EXERCISE INPUT:
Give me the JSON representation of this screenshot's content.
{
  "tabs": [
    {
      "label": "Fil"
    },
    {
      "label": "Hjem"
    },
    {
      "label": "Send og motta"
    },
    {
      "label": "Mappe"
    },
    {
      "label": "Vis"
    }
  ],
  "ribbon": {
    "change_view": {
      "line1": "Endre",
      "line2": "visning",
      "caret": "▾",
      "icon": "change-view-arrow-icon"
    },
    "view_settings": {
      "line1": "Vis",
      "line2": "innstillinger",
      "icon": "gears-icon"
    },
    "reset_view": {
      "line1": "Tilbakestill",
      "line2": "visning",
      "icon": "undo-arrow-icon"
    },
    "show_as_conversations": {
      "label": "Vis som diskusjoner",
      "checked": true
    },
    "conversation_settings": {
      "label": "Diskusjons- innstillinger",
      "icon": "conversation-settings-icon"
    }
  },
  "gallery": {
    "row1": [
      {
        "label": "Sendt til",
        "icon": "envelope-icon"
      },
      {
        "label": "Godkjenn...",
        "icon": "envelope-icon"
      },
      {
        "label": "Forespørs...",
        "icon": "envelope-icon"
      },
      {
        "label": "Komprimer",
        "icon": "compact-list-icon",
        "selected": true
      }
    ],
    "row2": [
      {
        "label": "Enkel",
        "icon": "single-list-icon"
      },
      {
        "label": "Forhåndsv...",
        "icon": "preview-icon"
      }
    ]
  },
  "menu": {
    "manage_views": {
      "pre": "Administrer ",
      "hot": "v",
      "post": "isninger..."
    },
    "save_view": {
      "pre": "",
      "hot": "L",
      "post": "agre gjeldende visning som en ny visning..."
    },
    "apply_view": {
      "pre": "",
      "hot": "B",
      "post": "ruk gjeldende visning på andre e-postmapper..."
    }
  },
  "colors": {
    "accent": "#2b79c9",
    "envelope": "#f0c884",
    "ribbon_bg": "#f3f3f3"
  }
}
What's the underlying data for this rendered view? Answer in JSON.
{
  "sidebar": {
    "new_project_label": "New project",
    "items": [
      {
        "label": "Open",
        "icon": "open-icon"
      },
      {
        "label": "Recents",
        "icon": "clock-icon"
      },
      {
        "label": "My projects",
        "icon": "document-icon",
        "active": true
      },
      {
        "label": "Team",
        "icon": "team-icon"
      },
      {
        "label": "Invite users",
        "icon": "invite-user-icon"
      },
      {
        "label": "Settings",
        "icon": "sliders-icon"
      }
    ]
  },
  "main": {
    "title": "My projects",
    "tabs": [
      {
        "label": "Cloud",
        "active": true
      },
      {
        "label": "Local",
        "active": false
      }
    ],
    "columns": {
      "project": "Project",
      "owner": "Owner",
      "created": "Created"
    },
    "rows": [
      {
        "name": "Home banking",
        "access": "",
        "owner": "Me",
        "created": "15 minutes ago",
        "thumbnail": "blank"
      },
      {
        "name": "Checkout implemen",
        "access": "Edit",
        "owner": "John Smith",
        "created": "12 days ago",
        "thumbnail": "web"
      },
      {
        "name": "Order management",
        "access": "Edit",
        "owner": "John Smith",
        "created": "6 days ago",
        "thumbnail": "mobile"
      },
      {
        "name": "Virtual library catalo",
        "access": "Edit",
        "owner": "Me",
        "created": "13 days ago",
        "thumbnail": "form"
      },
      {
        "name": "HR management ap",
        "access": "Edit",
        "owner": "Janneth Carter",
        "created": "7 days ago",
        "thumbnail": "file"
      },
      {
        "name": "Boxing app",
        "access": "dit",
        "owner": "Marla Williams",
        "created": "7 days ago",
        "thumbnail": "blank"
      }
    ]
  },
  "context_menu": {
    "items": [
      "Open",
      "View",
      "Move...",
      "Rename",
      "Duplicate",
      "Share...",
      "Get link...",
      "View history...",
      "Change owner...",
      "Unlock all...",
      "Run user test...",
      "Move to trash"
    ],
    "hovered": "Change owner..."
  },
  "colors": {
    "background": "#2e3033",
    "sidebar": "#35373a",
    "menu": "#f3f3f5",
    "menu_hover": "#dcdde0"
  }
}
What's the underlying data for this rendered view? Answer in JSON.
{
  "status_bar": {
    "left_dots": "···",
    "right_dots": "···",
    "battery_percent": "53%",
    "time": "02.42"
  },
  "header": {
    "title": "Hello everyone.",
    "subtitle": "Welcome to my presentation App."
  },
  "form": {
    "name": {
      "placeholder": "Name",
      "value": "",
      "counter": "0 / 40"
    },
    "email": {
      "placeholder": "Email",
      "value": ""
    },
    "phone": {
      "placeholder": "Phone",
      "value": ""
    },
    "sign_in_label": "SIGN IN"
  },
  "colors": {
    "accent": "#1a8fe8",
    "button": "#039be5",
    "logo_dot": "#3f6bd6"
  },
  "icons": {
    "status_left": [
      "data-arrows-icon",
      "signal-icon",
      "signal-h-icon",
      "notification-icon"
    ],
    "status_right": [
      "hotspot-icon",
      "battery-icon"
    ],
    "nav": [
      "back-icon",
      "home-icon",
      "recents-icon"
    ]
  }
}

WRITTEN TASK:
Read the data above and count the lines that include "thumbnail". Answer only with the count.

ANSWER IN FULL:
6